WHAT IS NEEDED →
Without the images, write out the whole listing exactly.

━━ RECORD EXTRACTS ━━

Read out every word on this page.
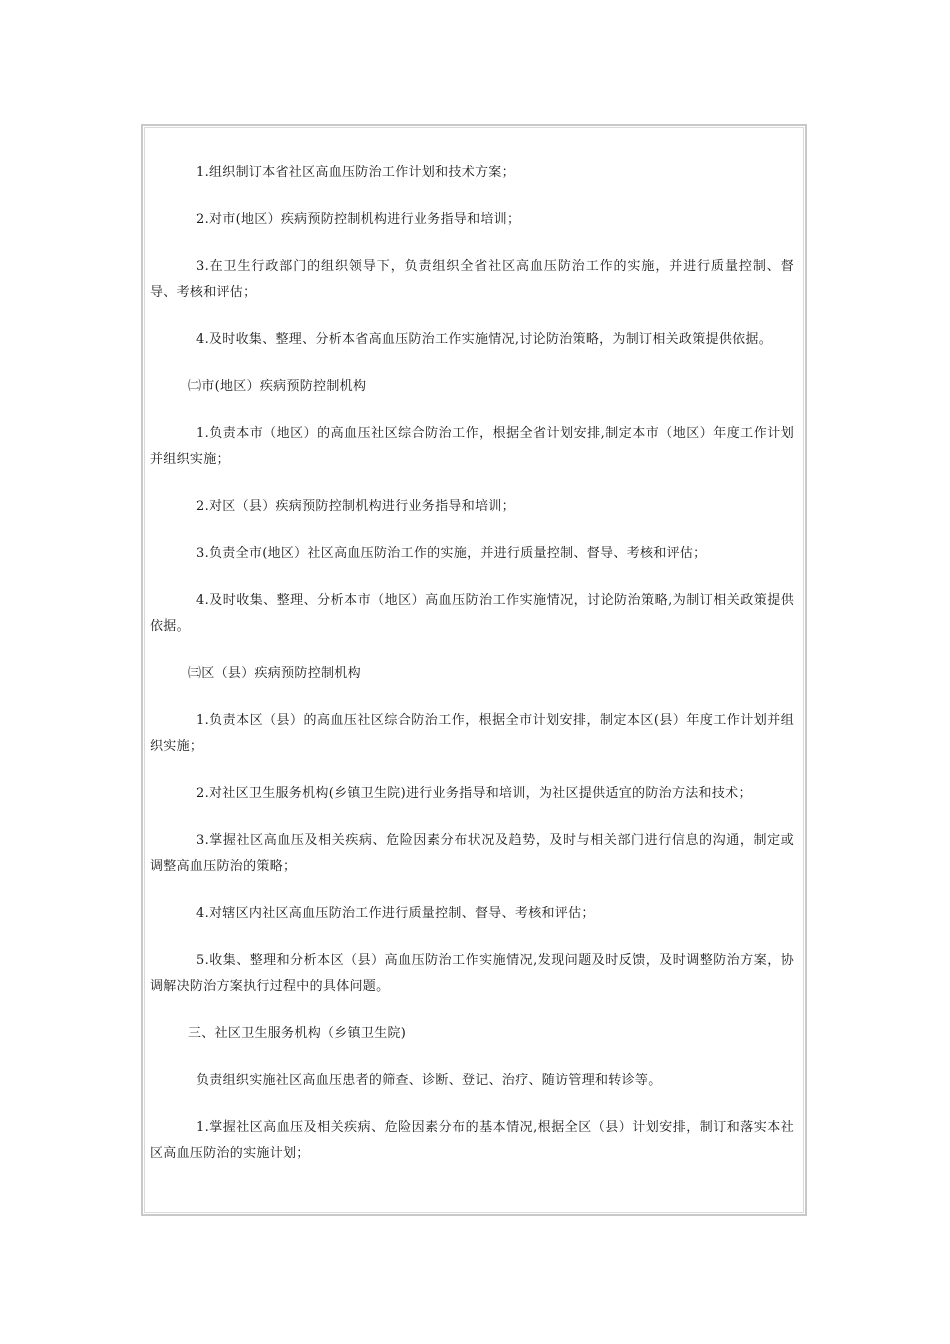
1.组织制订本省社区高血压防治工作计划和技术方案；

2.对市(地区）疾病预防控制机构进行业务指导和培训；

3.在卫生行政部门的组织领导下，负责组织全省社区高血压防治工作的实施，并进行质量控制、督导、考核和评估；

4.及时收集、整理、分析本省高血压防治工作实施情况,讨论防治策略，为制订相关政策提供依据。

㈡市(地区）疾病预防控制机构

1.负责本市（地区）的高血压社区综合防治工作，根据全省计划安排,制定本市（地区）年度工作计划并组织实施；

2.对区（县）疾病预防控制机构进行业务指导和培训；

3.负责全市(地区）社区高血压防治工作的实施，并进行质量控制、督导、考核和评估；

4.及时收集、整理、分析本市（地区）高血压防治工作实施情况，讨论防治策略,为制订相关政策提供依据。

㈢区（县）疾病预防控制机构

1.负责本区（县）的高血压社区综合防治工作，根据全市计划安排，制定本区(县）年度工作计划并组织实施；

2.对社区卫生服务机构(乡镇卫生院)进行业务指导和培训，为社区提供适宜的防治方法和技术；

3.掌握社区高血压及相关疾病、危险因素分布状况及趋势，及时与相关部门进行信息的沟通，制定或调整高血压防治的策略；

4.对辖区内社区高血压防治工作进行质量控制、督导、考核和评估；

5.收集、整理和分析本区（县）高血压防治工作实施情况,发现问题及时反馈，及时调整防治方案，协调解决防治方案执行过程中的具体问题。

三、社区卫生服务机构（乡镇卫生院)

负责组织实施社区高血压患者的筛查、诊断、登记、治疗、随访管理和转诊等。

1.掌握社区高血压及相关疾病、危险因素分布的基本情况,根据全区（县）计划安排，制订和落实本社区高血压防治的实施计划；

━━━

TASK SOLUTION →
Read out every word on this page.
1.组织制订本省社区高血压防治工作计划和技术方案；

2.对市(地区）疾病预防控制机构进行业务指导和培训；

3.在卫生行政部门的组织领导下，负责组织全省社区高血压防治工作的实施，并进行质量控制、督导、考核和评估；

4.及时收集、整理、分析本省高血压防治工作实施情况,讨论防治策略，为制订相关政策提供依据。

㈡市(地区）疾病预防控制机构

1.负责本市（地区）的高血压社区综合防治工作，根据全省计划安排,制定本市（地区）年度工作计划并组织实施；

2.对区（县）疾病预防控制机构进行业务指导和培训；

3.负责全市(地区）社区高血压防治工作的实施，并进行质量控制、督导、考核和评估；

4.及时收集、整理、分析本市（地区）高血压防治工作实施情况，讨论防治策略,为制订相关政策提供依据。

㈢区（县）疾病预防控制机构

1.负责本区（县）的高血压社区综合防治工作，根据全市计划安排，制定本区(县）年度工作计划并组织实施；

2.对社区卫生服务机构(乡镇卫生院)进行业务指导和培训，为社区提供适宜的防治方法和技术；

3.掌握社区高血压及相关疾病、危险因素分布状况及趋势，及时与相关部门进行信息的沟通，制定或调整高血压防治的策略；

4.对辖区内社区高血压防治工作进行质量控制、督导、考核和评估；

5.收集、整理和分析本区（县）高血压防治工作实施情况,发现问题及时反馈，及时调整防治方案，协调解决防治方案执行过程中的具体问题。

三、社区卫生服务机构（乡镇卫生院)

负责组织实施社区高血压患者的筛查、诊断、登记、治疗、随访管理和转诊等。

1.掌握社区高血压及相关疾病、危险因素分布的基本情况,根据全区（县）计划安排，制订和落实本社区高血压防治的实施计划；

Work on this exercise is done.